**Entries taken from a collection**:
* * * *

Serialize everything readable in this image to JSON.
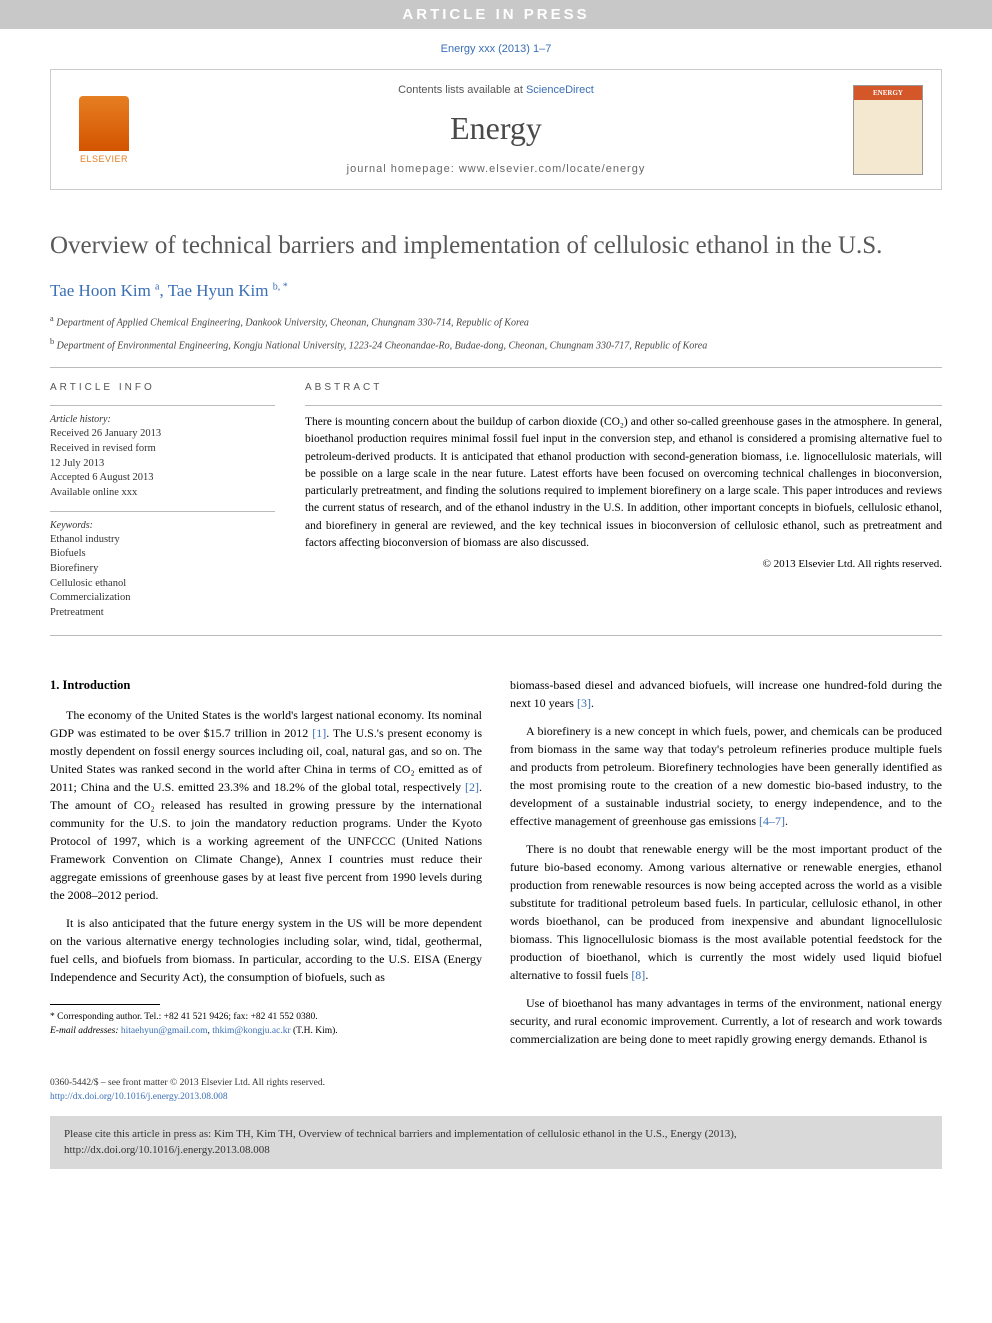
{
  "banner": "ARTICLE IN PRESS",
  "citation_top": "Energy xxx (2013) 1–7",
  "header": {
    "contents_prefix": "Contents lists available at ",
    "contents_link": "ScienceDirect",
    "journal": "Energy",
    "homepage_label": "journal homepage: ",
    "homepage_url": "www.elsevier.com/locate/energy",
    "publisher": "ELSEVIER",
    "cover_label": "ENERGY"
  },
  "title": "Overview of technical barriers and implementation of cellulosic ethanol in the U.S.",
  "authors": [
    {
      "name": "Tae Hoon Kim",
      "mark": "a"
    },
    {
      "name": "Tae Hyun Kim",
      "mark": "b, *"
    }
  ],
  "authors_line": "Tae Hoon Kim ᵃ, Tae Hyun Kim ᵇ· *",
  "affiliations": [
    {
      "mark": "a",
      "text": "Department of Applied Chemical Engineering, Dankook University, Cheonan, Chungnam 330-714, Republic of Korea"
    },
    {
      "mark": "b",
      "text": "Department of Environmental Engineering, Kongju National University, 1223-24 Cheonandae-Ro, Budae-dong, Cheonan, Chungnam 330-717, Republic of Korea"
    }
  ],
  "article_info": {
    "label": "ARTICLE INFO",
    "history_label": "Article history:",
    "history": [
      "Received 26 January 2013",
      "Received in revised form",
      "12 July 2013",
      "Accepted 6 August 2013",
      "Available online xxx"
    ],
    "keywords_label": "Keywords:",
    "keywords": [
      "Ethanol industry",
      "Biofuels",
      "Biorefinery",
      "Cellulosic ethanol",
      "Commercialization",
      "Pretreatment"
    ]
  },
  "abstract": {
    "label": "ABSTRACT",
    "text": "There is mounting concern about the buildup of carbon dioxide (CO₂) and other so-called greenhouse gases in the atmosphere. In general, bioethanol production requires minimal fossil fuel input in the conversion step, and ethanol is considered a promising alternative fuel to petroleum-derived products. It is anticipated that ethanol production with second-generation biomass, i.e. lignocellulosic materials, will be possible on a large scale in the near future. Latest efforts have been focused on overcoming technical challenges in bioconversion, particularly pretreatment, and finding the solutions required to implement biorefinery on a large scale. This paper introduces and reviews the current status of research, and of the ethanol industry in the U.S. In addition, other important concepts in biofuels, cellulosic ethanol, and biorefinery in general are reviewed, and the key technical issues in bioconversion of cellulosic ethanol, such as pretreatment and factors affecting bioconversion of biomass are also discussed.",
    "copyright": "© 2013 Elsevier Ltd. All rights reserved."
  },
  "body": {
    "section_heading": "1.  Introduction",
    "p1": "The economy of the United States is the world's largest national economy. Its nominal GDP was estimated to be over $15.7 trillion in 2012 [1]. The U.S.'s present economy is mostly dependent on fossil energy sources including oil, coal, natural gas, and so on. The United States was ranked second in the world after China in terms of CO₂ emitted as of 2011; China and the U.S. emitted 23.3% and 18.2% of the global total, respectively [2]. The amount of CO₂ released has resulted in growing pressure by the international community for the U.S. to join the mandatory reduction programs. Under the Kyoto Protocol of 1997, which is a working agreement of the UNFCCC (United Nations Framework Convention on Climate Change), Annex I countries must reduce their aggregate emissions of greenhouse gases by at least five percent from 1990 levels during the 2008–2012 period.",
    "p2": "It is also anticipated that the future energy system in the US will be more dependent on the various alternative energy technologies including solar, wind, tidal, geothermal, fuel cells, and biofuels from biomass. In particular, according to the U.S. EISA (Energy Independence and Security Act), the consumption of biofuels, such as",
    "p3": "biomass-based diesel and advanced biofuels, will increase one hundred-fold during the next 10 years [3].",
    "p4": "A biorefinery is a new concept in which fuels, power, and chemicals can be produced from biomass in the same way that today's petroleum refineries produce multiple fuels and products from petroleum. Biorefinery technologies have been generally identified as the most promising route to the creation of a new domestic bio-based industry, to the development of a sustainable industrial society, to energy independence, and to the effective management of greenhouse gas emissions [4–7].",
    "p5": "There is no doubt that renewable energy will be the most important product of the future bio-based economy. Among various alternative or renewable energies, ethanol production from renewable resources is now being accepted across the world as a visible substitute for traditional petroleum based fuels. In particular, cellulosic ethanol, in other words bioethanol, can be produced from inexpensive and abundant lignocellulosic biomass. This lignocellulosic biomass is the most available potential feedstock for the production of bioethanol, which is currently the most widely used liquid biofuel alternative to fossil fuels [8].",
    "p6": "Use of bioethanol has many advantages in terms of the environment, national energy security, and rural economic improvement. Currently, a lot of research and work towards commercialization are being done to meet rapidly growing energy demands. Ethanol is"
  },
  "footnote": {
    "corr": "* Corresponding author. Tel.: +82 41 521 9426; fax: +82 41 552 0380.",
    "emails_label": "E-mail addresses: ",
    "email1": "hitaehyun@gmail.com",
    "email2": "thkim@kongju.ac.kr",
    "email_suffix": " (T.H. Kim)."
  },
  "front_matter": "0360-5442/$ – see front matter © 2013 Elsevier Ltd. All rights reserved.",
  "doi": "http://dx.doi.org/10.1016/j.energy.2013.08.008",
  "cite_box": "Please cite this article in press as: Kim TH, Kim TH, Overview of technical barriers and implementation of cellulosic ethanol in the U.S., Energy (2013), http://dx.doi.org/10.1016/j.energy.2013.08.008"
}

* * * *

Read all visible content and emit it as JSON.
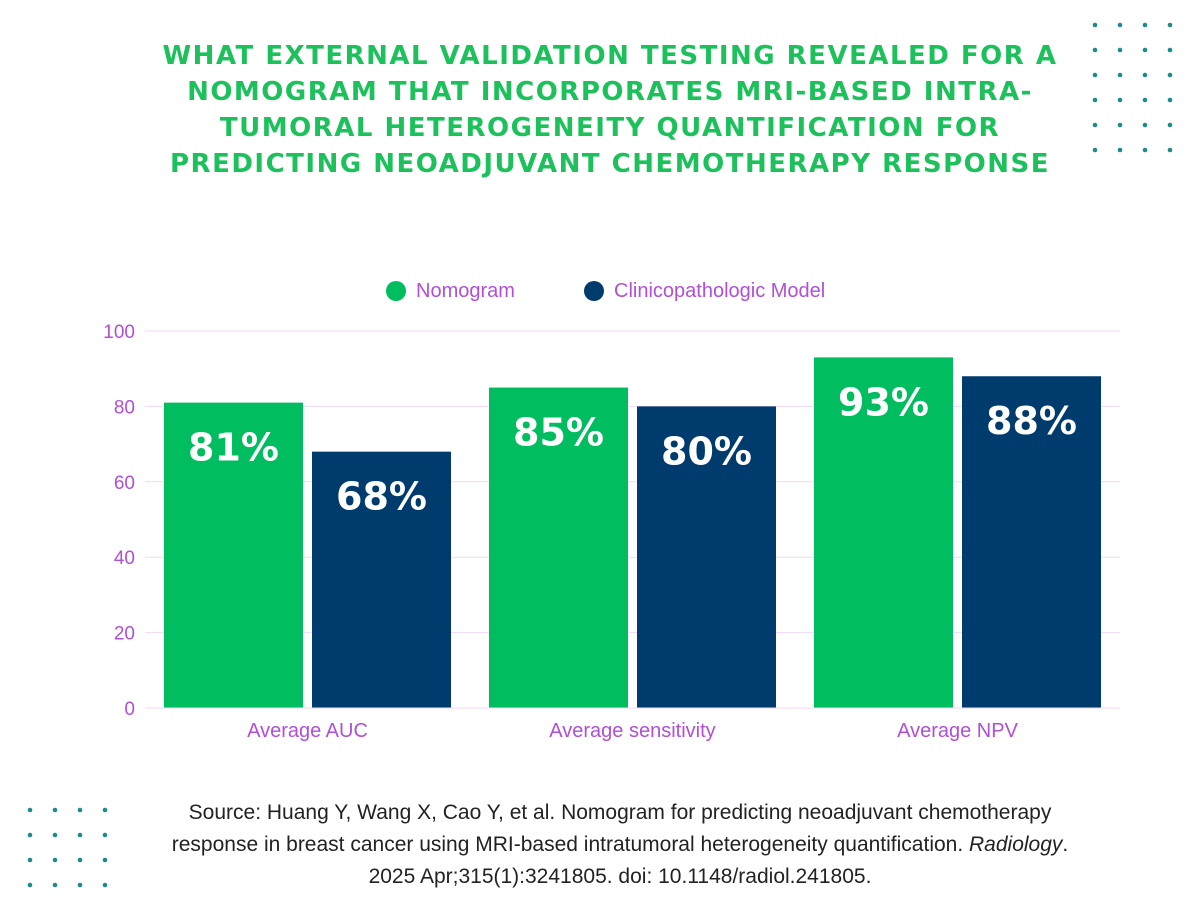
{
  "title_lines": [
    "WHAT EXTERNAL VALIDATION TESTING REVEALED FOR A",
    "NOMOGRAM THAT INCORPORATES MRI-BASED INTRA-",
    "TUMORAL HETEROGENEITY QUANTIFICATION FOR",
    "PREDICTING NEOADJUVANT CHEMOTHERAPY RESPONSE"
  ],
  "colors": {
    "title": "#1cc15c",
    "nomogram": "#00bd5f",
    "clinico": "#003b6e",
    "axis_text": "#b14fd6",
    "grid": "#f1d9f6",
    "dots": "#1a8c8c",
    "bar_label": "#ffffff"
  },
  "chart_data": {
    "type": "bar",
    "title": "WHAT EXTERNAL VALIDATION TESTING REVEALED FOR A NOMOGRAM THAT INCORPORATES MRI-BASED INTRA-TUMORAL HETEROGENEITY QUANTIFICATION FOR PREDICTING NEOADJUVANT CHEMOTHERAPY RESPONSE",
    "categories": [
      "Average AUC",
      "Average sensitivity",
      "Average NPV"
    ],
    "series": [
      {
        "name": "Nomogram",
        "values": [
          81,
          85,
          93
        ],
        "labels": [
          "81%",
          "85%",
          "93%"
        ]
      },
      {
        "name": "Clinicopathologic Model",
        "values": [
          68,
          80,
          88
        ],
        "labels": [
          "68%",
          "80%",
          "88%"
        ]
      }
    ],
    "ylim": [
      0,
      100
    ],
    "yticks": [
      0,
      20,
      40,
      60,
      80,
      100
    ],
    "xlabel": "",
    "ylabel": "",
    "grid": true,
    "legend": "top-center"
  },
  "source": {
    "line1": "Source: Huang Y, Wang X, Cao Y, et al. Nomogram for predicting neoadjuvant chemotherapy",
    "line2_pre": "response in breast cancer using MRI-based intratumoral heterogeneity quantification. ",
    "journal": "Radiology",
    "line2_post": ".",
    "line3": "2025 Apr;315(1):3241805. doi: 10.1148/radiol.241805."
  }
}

* * * *

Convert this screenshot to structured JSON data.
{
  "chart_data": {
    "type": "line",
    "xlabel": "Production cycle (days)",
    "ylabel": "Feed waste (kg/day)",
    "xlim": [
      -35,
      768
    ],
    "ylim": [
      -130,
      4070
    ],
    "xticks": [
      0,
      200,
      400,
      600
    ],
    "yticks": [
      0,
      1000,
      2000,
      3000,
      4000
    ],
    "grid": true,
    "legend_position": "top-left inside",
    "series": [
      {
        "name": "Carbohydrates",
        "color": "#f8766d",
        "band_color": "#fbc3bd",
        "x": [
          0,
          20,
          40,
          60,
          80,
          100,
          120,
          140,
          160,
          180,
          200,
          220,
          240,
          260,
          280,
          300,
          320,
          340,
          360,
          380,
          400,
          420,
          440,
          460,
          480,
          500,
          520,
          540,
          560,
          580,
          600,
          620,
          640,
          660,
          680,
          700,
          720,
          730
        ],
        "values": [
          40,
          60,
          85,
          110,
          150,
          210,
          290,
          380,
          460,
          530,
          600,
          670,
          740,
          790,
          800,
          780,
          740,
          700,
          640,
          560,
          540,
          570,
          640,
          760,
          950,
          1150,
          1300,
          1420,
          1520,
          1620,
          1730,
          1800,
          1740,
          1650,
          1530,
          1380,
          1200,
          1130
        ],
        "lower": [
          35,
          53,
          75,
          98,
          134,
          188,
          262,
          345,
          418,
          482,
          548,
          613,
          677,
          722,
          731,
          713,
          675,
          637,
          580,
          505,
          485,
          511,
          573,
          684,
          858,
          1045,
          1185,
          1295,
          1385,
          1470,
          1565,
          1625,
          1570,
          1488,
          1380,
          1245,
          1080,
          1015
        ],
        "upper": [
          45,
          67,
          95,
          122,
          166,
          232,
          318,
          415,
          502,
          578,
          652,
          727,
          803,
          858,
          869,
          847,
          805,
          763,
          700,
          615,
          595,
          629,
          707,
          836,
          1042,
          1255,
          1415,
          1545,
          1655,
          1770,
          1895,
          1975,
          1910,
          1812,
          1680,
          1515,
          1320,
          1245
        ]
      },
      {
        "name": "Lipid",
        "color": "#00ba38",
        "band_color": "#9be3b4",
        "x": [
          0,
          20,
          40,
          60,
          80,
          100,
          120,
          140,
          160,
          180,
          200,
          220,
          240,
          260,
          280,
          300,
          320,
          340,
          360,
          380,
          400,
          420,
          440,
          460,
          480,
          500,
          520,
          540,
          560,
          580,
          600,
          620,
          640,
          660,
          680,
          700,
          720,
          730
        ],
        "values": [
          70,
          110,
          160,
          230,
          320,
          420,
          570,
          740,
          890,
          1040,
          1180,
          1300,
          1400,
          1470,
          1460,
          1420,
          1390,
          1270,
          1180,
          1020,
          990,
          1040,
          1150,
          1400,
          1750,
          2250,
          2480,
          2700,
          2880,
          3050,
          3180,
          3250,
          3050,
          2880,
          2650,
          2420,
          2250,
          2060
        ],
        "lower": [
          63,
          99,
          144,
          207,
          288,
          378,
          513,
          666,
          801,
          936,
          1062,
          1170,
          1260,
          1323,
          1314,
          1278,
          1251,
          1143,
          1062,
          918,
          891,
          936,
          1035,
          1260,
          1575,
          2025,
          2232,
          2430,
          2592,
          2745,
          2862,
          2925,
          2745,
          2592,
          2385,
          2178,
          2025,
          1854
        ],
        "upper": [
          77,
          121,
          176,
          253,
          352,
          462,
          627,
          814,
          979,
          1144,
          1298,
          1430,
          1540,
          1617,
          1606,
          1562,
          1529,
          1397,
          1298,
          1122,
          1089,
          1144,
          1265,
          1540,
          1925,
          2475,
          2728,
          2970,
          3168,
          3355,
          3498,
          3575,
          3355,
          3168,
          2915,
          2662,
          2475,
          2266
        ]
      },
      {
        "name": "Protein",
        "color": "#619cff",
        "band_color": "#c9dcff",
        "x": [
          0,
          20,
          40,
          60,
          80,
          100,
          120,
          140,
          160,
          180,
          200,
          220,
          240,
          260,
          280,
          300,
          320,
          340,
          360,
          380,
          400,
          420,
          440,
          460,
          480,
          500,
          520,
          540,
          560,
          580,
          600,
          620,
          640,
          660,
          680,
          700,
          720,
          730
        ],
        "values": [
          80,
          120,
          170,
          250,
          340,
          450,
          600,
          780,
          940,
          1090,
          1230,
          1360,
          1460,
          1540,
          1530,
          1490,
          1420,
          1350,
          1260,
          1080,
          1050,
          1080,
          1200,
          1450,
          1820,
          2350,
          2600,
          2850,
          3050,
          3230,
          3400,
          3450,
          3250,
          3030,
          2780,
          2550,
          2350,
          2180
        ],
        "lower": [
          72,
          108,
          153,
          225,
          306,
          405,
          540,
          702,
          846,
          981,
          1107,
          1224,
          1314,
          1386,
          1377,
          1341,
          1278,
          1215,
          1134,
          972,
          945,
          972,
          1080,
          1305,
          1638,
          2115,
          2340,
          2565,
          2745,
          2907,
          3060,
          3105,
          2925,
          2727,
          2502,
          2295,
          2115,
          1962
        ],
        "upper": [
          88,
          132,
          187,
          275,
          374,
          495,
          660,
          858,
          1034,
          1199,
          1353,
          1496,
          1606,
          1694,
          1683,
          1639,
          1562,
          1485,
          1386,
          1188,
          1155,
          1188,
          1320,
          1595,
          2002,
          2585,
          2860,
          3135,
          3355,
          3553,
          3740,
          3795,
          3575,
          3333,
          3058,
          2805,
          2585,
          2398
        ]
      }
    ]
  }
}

* * * *

**Exercise description**:
Lines with "implementation" in them are what the answer must contain; copy each from the records above.

**Worked solution**:
  "title": "Overview of technical barriers and implementation of cellulosic ethanol in the U.S.",
  "cite_box": "Please cite this article in press as: Kim TH, Kim TH, Overview of technical barriers and implementation of cellulosic ethanol in the U.S., Energy (2013), http://dx.doi.org/10.1016/j.energy.2013.08.008"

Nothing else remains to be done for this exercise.